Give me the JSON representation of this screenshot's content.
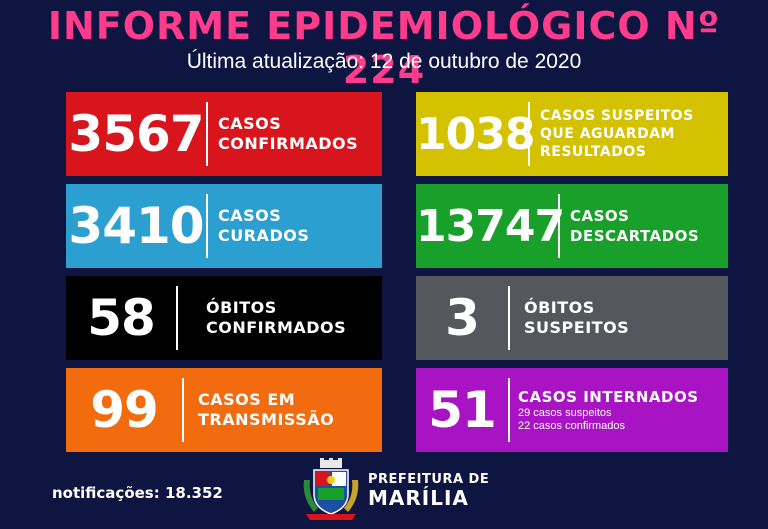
{
  "header": {
    "title": "INFORME EPIDEMIOLÓGICO Nº 224",
    "subtitle": "Última atualização: 12 de outubro de 2020"
  },
  "colors": {
    "background": "#0d1540",
    "title": "#ff3b8c",
    "red": "#d8141c",
    "yellow": "#d4c200",
    "blue": "#2b9fcf",
    "green": "#18a02a",
    "black": "#000000",
    "gray": "#54585c",
    "orange": "#f26b0f",
    "purple": "#a814c4"
  },
  "cards": {
    "confirmed": {
      "value": "3567",
      "line1": "CASOS",
      "line2": "CONFIRMADOS"
    },
    "suspected": {
      "value": "1038",
      "line1": "CASOS SUSPEITOS",
      "line2": "QUE AGUARDAM",
      "line3": "RESULTADOS"
    },
    "cured": {
      "value": "3410",
      "line1": "CASOS",
      "line2": "CURADOS"
    },
    "discarded": {
      "value": "13747",
      "line1": "CASOS",
      "line2": "DESCARTADOS"
    },
    "deaths": {
      "value": "58",
      "line1": "ÓBITOS",
      "line2": "CONFIRMADOS"
    },
    "suspected_deaths": {
      "value": "3",
      "line1": "ÓBITOS",
      "line2": "SUSPEITOS"
    },
    "transmission": {
      "value": "99",
      "line1": "CASOS EM",
      "line2": "TRANSMISSÃO"
    },
    "hospitalized": {
      "value": "51",
      "line1": "CASOS INTERNADOS",
      "detail1": "29 casos suspeitos",
      "detail2": "22 casos confirmados"
    }
  },
  "footer": {
    "notifications": "notificações: 18.352",
    "pref_line1": "PREFEITURA DE",
    "pref_line2": "MARÍLIA"
  }
}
* * *
_Task objective_
Omitting all images, retype each line of the records precisely.

_Solution to this exercise_
Give me the JSON representation of this screenshot's content.
{
  "header": {
    "title": "INFORME EPIDEMIOLÓGICO Nº 224",
    "subtitle": "Última atualização: 12 de outubro de 2020"
  },
  "colors": {
    "background": "#0d1540",
    "title": "#ff3b8c",
    "red": "#d8141c",
    "yellow": "#d4c200",
    "blue": "#2b9fcf",
    "green": "#18a02a",
    "black": "#000000",
    "gray": "#54585c",
    "orange": "#f26b0f",
    "purple": "#a814c4"
  },
  "cards": {
    "confirmed": {
      "value": "3567",
      "line1": "CASOS",
      "line2": "CONFIRMADOS"
    },
    "suspected": {
      "value": "1038",
      "line1": "CASOS SUSPEITOS",
      "line2": "QUE AGUARDAM",
      "line3": "RESULTADOS"
    },
    "cured": {
      "value": "3410",
      "line1": "CASOS",
      "line2": "CURADOS"
    },
    "discarded": {
      "value": "13747",
      "line1": "CASOS",
      "line2": "DESCARTADOS"
    },
    "deaths": {
      "value": "58",
      "line1": "ÓBITOS",
      "line2": "CONFIRMADOS"
    },
    "suspected_deaths": {
      "value": "3",
      "line1": "ÓBITOS",
      "line2": "SUSPEITOS"
    },
    "transmission": {
      "value": "99",
      "line1": "CASOS EM",
      "line2": "TRANSMISSÃO"
    },
    "hospitalized": {
      "value": "51",
      "line1": "CASOS INTERNADOS",
      "detail1": "29 casos suspeitos",
      "detail2": "22 casos confirmados"
    }
  },
  "footer": {
    "notifications": "notificações: 18.352",
    "pref_line1": "PREFEITURA DE",
    "pref_line2": "MARÍLIA"
  }
}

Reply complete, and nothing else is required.